● **GIVEN REQUEST**:
Report how many lines of the listing below include the word "which". Give nothing but the number.

● **EXERCISE DATA**:
☆ ☆ ☆
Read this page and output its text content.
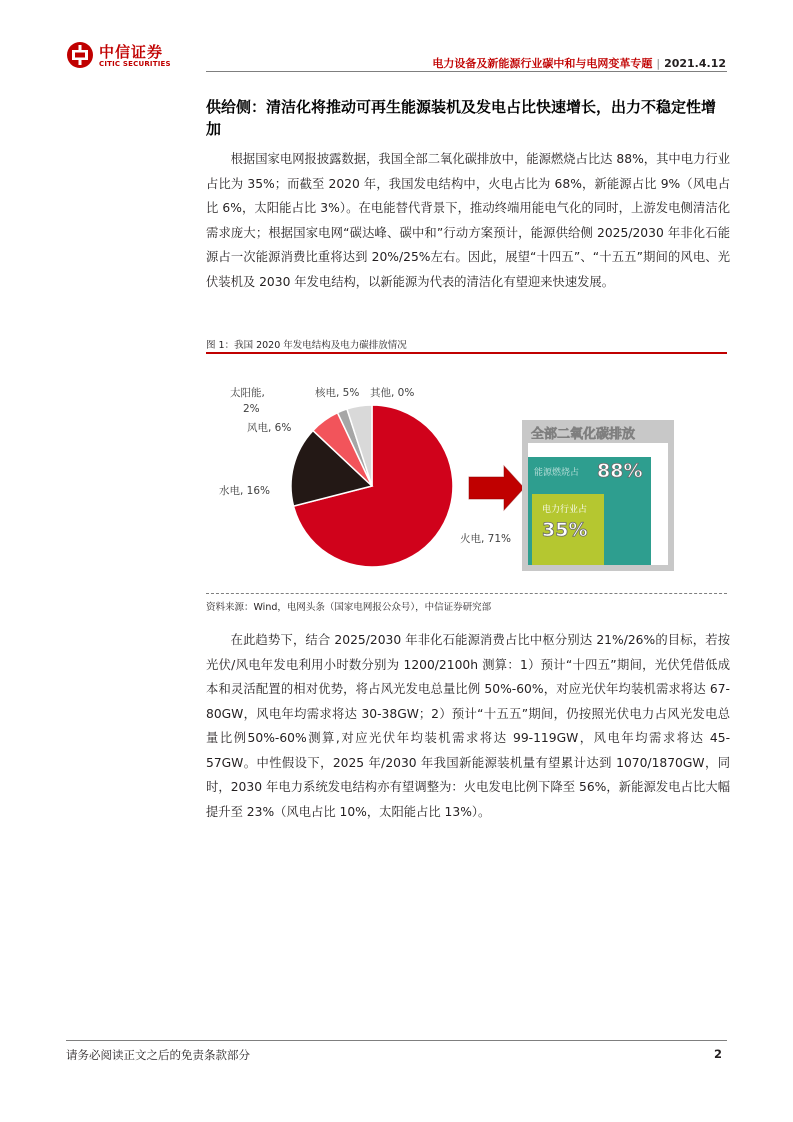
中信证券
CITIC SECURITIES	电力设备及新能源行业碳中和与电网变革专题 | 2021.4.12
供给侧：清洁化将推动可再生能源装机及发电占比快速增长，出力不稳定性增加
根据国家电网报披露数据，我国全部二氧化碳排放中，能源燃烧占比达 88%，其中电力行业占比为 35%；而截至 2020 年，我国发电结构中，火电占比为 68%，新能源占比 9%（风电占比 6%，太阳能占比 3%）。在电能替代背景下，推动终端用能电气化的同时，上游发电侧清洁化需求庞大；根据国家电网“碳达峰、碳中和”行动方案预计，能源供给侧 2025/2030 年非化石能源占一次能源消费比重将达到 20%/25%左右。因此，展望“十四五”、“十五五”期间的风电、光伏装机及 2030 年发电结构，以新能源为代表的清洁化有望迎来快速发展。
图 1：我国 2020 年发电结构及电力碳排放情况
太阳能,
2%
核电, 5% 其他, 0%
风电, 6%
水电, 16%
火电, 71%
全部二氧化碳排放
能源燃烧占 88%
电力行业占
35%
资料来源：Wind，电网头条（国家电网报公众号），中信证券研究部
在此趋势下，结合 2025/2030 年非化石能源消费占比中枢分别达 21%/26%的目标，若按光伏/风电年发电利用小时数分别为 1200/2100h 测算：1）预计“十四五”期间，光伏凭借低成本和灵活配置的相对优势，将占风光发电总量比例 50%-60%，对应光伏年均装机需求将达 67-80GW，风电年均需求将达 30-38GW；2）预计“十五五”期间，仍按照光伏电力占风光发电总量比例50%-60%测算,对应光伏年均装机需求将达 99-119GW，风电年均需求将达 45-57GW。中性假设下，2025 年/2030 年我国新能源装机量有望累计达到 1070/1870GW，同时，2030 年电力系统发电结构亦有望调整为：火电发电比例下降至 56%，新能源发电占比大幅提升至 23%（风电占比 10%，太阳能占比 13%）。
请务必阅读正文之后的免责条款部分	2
☆ ☆ ☆
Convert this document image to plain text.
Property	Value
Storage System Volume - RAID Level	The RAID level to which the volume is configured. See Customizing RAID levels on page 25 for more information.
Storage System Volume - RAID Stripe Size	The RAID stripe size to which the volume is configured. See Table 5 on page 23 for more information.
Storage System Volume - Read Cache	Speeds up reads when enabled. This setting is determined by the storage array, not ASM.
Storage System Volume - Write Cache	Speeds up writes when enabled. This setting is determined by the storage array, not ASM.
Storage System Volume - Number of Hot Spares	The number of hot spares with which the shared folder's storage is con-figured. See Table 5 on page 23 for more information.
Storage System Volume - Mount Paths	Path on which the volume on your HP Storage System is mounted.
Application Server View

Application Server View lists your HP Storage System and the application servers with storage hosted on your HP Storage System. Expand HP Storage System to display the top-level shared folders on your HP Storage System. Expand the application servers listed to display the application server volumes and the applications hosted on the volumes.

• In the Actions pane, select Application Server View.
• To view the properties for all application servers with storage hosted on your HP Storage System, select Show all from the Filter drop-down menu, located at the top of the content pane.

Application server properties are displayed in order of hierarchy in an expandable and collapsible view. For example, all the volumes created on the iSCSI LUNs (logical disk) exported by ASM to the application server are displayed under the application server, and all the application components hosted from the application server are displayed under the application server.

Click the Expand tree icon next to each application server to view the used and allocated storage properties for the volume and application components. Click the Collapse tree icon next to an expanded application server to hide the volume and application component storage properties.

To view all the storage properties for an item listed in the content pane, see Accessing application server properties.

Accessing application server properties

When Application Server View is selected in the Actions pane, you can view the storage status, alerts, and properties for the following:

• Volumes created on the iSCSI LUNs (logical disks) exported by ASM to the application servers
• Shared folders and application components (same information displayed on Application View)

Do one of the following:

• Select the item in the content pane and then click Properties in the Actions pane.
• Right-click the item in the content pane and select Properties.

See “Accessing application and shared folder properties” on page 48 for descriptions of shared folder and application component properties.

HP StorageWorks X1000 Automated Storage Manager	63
☆ ☆ ☆
● **RESULT OF THIS EXERCISE**:
4